**Stored rows**
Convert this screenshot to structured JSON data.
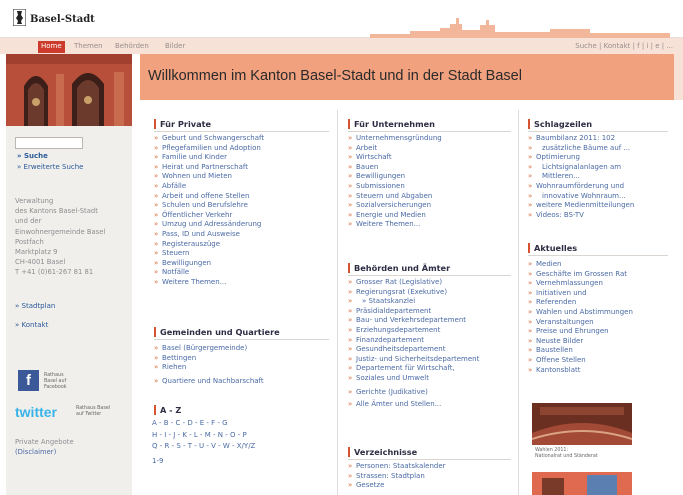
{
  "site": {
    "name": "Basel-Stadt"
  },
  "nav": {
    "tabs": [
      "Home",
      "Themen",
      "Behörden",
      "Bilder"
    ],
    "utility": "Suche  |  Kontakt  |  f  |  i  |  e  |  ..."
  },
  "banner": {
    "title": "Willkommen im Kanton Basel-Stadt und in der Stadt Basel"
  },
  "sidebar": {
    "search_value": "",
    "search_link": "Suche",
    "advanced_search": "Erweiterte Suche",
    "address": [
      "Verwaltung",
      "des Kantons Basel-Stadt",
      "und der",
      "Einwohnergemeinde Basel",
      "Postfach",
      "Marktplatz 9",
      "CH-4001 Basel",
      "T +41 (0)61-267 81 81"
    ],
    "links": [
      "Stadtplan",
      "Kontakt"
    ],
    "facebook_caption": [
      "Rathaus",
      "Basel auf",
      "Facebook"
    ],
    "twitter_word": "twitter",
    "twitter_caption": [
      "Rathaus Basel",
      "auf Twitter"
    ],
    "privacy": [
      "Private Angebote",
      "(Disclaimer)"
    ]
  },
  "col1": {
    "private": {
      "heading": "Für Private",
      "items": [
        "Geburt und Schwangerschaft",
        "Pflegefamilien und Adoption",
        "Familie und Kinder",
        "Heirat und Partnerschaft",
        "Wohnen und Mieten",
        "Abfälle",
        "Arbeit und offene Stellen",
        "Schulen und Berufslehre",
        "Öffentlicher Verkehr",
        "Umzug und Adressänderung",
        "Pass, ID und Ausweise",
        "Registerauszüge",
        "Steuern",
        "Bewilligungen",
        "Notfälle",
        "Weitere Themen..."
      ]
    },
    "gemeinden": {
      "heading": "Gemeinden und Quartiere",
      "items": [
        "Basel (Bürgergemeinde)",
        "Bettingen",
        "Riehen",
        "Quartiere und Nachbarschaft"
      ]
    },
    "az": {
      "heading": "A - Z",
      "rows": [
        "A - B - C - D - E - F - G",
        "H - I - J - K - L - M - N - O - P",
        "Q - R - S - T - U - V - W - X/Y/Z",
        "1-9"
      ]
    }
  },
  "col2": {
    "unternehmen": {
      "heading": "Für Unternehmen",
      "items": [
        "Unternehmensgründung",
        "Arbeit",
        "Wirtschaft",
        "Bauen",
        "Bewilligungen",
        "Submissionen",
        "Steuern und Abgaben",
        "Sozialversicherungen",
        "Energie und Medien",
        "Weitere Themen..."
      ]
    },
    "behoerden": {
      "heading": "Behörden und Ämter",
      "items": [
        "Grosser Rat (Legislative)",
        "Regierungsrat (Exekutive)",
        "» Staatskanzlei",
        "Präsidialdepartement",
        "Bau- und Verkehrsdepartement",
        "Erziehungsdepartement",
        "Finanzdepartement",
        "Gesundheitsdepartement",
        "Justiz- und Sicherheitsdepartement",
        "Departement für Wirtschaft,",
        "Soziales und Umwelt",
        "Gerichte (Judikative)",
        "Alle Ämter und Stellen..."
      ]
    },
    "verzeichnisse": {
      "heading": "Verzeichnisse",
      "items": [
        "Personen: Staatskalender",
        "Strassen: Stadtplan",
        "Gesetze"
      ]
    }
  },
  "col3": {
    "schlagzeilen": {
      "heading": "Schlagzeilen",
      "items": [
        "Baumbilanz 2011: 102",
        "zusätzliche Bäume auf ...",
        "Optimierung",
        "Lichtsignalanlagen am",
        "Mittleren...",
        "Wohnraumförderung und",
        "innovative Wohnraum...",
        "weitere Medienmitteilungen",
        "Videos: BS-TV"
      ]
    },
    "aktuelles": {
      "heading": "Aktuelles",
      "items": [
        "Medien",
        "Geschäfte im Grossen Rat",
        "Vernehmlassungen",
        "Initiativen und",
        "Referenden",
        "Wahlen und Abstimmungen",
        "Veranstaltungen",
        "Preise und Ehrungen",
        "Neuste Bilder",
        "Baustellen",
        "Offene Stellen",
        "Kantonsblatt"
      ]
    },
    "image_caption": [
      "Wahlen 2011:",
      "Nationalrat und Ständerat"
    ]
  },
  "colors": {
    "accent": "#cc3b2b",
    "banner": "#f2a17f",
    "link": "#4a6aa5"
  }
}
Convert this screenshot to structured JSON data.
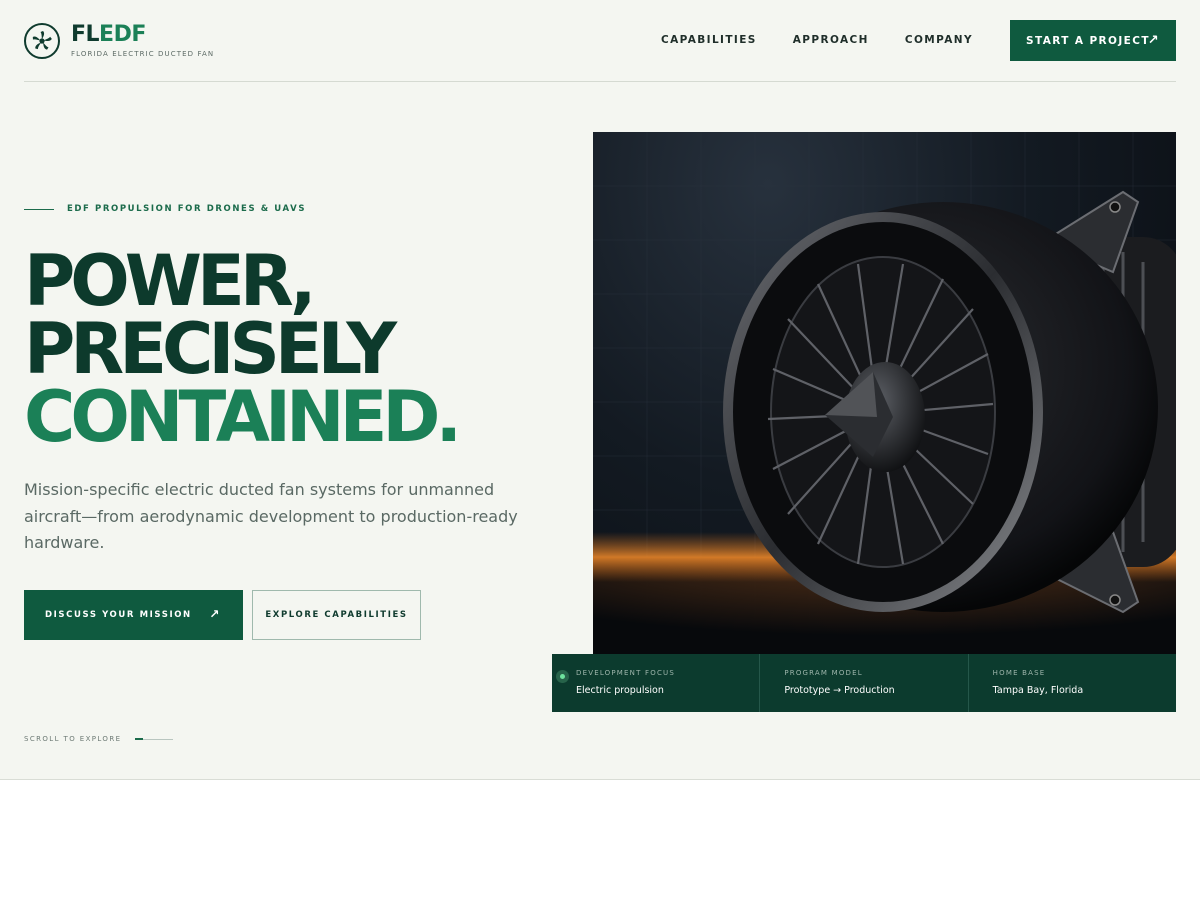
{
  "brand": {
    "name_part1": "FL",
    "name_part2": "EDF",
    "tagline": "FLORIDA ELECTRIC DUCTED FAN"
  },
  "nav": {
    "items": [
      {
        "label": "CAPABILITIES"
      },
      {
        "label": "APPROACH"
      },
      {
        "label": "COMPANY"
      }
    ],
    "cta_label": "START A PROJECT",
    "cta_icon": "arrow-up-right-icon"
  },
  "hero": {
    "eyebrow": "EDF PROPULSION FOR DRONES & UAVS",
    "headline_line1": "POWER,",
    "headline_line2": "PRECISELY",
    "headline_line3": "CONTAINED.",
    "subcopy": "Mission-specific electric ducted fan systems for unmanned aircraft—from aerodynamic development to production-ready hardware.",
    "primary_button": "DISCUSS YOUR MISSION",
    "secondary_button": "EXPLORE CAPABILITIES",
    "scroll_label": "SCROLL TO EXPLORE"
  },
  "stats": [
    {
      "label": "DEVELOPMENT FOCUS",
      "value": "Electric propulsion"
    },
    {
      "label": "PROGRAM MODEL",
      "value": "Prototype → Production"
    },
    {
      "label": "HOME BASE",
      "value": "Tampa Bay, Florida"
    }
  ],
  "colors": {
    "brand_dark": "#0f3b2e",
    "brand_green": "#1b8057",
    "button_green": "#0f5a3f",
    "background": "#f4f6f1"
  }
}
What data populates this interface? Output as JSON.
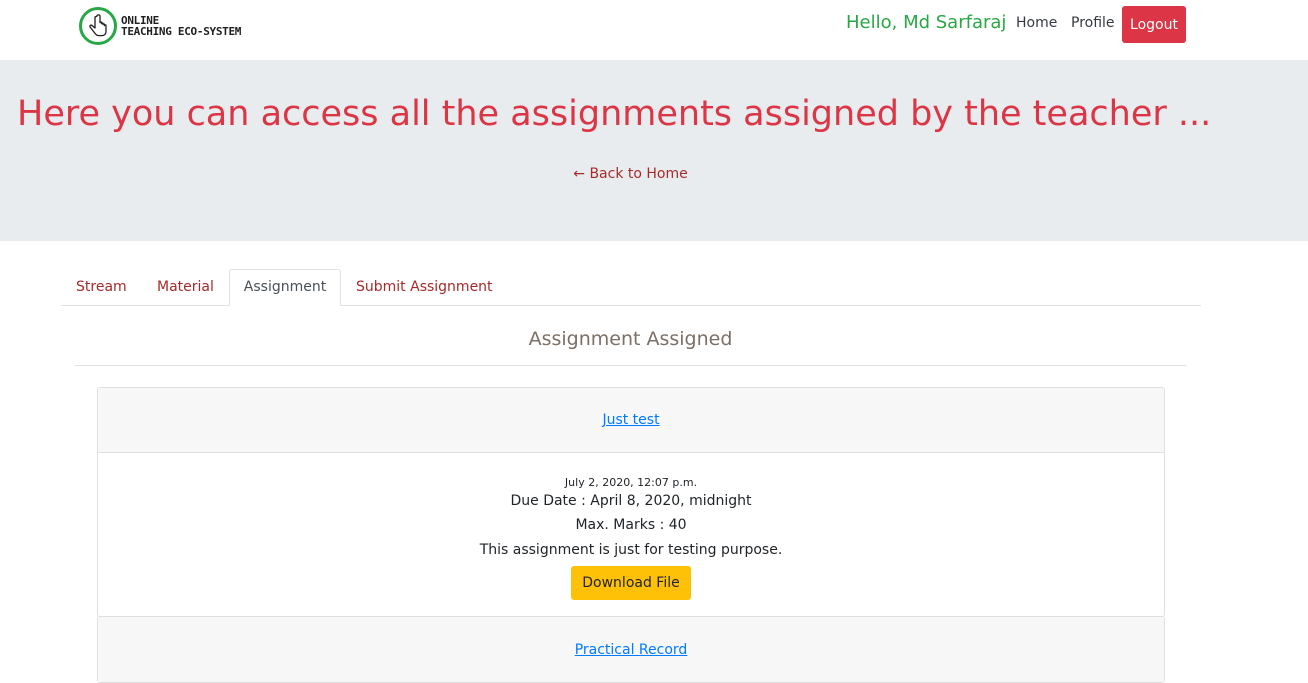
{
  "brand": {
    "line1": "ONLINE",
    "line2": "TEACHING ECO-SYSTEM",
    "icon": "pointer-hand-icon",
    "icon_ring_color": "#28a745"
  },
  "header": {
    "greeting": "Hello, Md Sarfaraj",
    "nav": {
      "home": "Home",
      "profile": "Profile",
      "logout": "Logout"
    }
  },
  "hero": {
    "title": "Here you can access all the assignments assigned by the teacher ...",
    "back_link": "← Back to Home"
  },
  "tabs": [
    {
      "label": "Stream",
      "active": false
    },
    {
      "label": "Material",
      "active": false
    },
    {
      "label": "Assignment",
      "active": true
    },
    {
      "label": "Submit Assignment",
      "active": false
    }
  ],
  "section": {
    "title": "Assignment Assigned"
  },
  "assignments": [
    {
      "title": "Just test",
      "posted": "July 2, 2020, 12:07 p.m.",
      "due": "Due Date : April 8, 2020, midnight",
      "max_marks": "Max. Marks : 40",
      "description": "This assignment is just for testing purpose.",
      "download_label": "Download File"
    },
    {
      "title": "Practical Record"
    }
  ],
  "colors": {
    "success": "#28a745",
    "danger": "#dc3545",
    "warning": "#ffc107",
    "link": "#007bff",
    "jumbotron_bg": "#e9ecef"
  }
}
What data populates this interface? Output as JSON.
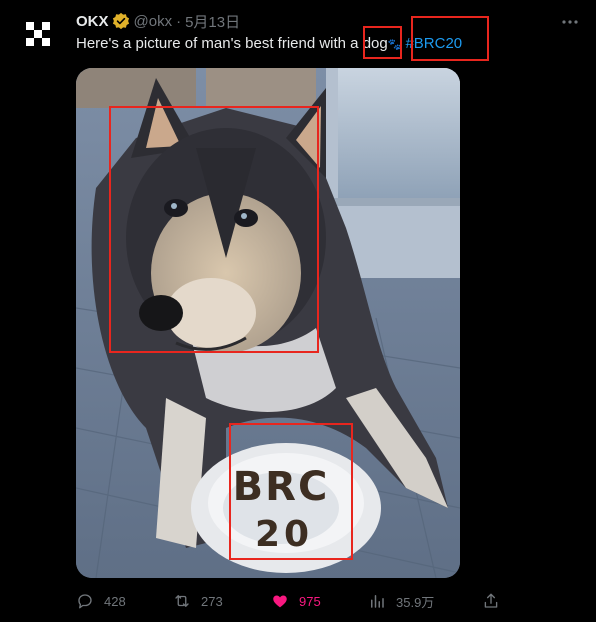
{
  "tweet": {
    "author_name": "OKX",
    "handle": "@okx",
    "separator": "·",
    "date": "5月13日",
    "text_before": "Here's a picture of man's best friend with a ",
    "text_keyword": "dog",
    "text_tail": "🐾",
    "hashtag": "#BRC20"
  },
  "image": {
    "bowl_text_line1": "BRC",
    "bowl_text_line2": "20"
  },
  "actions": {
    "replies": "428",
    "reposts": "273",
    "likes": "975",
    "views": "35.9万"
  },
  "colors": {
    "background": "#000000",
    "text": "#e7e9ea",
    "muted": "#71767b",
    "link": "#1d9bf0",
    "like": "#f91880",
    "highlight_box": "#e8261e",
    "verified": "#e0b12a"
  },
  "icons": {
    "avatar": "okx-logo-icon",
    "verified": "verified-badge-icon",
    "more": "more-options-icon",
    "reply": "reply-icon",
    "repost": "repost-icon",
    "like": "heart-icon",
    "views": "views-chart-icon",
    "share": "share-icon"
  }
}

**Required work**
Report how many lines in this data include the string "Here", and nothing else.

**Output of the task**
2